# [TASK]
Search the records for "this". Copy every line where it appears.

# [RECORD EXTRACTS]
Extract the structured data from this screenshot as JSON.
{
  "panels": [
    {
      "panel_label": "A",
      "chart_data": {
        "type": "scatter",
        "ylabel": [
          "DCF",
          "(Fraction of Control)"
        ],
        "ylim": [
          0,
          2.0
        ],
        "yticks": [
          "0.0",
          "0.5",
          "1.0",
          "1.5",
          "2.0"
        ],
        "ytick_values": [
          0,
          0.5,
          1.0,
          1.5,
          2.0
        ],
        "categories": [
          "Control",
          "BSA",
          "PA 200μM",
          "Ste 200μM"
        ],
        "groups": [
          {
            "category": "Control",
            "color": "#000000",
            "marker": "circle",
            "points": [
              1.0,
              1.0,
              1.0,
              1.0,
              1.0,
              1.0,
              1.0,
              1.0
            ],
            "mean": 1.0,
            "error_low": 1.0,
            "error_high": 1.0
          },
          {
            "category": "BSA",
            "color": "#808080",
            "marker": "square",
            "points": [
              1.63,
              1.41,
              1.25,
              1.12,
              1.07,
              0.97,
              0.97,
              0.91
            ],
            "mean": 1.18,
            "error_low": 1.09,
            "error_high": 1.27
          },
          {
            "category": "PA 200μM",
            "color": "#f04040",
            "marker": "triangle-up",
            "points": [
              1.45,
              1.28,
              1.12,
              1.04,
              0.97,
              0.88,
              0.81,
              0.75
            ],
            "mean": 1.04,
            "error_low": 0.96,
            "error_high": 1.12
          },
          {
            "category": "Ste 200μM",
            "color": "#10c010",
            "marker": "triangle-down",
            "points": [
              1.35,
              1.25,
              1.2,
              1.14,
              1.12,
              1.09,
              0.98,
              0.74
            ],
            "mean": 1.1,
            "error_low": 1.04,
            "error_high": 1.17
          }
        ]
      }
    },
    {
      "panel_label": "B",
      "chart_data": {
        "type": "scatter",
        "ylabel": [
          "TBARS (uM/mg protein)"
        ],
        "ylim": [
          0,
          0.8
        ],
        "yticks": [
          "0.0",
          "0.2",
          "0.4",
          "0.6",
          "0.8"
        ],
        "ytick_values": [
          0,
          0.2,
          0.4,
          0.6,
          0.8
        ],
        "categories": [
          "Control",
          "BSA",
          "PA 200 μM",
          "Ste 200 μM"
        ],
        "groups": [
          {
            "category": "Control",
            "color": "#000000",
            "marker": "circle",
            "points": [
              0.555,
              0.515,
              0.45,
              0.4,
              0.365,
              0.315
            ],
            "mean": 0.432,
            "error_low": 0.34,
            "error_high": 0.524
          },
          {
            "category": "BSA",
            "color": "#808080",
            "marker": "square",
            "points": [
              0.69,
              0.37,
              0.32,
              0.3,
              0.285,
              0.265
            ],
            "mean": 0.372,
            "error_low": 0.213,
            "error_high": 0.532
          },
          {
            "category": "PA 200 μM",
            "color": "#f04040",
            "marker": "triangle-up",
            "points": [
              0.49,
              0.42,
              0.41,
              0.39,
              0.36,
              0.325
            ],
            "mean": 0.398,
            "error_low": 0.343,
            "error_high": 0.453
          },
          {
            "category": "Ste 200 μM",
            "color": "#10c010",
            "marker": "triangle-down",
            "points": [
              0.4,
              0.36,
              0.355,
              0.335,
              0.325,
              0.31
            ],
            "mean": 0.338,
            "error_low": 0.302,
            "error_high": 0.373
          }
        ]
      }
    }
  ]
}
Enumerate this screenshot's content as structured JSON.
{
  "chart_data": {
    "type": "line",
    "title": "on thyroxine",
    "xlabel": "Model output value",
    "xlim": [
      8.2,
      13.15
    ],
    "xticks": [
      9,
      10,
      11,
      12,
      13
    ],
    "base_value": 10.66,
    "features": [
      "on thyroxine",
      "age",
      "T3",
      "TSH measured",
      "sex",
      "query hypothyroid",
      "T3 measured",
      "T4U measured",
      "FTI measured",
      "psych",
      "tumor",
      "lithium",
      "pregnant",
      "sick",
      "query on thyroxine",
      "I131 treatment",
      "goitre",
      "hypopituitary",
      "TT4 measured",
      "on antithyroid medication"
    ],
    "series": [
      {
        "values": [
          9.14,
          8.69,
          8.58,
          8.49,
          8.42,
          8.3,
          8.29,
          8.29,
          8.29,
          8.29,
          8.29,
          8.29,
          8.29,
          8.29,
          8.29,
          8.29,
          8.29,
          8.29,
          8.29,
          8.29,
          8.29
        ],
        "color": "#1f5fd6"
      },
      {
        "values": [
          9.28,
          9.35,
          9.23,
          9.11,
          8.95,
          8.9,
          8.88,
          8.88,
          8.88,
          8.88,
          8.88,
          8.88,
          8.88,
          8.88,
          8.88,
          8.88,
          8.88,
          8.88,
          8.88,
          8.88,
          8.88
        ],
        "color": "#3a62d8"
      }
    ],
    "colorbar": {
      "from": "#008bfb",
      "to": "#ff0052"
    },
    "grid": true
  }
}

# [TASK OUTPUT]
Extract the structured data from this screenshot as JSON.
Enumerate this screenshot's content as structured JSON.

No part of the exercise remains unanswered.